### WHAT TO DO
Find all lines in the records that include the word "حديثه", and copy them out.

□ □ □ □ □

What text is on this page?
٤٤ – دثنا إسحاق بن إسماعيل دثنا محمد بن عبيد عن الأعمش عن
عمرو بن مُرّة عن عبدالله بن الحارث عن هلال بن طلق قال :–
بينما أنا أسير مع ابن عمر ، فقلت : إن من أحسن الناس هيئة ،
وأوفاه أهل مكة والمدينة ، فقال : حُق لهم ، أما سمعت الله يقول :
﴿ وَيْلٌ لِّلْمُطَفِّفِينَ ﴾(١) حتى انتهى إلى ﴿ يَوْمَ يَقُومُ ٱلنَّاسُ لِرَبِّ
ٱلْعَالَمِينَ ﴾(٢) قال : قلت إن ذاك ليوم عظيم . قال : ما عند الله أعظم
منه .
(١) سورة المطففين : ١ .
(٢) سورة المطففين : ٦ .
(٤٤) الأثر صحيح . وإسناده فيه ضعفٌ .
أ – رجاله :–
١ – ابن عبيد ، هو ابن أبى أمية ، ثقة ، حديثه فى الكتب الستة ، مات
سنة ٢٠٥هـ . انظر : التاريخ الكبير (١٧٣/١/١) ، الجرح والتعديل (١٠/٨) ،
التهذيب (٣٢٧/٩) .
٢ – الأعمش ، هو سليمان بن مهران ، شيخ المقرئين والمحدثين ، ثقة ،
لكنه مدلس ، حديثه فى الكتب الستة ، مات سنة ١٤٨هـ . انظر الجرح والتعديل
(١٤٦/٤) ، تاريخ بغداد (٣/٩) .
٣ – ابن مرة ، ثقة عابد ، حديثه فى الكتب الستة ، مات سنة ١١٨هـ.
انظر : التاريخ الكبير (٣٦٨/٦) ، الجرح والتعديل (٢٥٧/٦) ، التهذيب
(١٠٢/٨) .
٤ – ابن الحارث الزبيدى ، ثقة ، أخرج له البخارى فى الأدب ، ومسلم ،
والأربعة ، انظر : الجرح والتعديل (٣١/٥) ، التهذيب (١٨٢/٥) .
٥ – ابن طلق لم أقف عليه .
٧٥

□ □ □ □ □

### WRITTEN RESPONSE
١ – ابن عبيد ، هو ابن أبى أمية ، ثقة ، حديثه فى الكتب الستة ، مات
لكنه مدلس ، حديثه فى الكتب الستة ، مات سنة ١٤٨هـ . انظر الجرح والتعديل
٣ – ابن مرة ، ثقة عابد ، حديثه فى الكتب الستة ، مات سنة ١١٨هـ.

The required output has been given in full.